■ WHAT IS BEING ASKED ■
Copy the lines holding the word "into", all of them.
=== EXERCISE MATERIAL ===
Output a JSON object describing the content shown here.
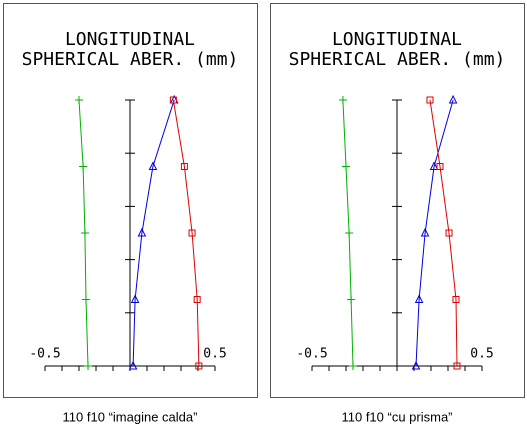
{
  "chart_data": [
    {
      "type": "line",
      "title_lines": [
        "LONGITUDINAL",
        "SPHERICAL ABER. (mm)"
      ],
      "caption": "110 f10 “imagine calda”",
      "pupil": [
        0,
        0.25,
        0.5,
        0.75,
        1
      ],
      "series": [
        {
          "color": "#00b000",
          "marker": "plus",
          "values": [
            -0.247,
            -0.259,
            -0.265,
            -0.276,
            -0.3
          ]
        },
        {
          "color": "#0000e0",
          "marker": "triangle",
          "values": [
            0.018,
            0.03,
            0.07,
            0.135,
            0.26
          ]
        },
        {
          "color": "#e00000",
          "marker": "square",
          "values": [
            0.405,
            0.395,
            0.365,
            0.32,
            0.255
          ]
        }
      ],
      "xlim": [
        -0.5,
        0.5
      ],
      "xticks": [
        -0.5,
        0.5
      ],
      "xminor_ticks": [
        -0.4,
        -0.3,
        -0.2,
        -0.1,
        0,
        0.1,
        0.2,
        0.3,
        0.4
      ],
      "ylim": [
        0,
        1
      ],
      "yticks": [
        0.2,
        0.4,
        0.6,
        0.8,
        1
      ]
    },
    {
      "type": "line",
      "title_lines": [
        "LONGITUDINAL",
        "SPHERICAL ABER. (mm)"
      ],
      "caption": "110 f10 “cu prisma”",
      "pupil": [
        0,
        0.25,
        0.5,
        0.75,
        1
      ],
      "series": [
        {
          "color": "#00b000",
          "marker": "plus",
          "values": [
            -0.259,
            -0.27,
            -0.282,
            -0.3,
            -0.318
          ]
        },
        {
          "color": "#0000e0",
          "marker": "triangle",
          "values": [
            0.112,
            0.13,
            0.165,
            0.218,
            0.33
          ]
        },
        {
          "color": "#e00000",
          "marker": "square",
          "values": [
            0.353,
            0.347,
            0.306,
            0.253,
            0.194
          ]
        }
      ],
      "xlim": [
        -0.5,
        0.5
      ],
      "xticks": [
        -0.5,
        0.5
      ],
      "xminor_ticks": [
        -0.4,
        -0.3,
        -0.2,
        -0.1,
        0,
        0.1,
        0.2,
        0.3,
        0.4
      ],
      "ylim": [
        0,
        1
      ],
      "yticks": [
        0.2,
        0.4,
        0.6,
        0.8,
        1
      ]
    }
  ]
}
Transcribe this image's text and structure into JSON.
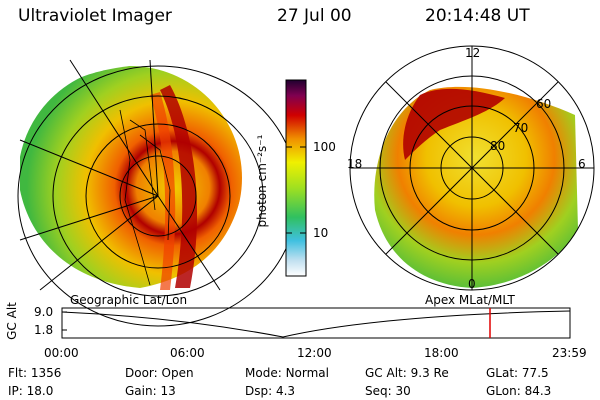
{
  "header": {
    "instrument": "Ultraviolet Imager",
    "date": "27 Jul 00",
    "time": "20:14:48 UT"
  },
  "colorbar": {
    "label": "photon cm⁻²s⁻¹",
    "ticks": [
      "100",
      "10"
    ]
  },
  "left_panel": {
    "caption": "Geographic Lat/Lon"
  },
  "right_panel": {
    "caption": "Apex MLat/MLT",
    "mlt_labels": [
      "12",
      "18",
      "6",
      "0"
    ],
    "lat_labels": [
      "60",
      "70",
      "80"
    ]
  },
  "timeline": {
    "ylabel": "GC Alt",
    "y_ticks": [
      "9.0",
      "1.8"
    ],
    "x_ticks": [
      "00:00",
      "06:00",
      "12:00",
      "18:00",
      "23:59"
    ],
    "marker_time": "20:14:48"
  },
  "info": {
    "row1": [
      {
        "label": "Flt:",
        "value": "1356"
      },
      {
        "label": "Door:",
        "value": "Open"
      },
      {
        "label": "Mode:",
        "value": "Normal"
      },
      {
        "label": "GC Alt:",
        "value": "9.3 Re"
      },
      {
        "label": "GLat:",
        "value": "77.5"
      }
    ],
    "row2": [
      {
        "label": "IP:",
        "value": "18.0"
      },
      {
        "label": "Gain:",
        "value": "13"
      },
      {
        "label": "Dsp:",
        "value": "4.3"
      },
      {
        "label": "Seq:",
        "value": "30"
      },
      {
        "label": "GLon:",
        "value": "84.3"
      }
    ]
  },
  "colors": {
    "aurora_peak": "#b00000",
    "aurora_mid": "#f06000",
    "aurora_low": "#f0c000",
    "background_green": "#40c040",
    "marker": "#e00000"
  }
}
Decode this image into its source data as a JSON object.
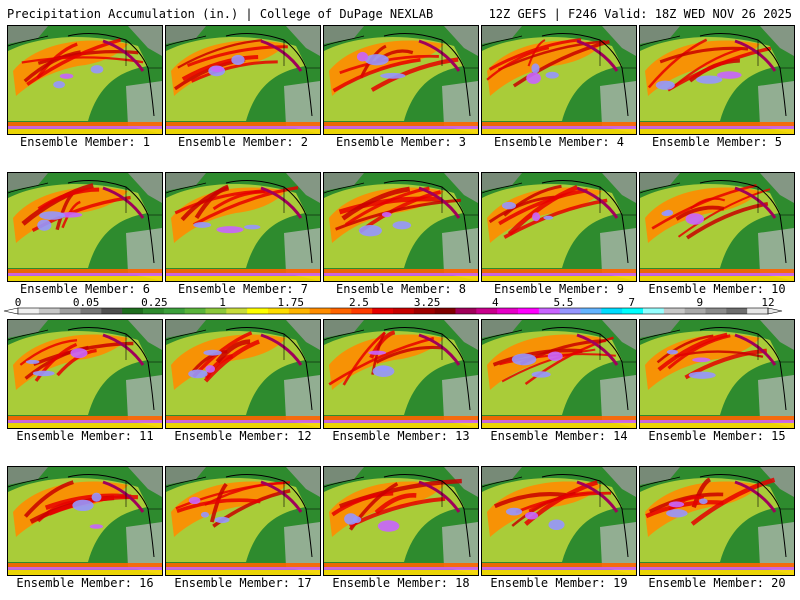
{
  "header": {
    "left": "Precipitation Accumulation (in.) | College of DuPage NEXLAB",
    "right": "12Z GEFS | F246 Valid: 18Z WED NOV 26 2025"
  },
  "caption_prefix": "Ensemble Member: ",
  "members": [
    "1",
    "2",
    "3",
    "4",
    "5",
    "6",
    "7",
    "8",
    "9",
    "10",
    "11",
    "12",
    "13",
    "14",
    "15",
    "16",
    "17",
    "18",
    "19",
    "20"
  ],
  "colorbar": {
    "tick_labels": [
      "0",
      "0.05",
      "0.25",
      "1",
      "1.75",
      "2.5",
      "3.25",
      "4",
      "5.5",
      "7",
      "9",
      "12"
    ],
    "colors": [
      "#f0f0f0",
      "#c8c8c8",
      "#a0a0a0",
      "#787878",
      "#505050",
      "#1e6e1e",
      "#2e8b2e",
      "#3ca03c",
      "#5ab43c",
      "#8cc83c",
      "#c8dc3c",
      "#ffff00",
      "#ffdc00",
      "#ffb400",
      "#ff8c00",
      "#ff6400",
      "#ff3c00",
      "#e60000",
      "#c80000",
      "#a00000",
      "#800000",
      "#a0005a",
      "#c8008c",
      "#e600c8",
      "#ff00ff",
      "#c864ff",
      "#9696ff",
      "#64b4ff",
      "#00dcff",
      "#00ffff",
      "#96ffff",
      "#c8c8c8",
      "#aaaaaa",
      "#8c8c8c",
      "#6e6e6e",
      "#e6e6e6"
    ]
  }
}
===
■ FINAL RESULT ■
Transcribe this image's text and structure into JSON.
Decode this image into its source data as a JSON object.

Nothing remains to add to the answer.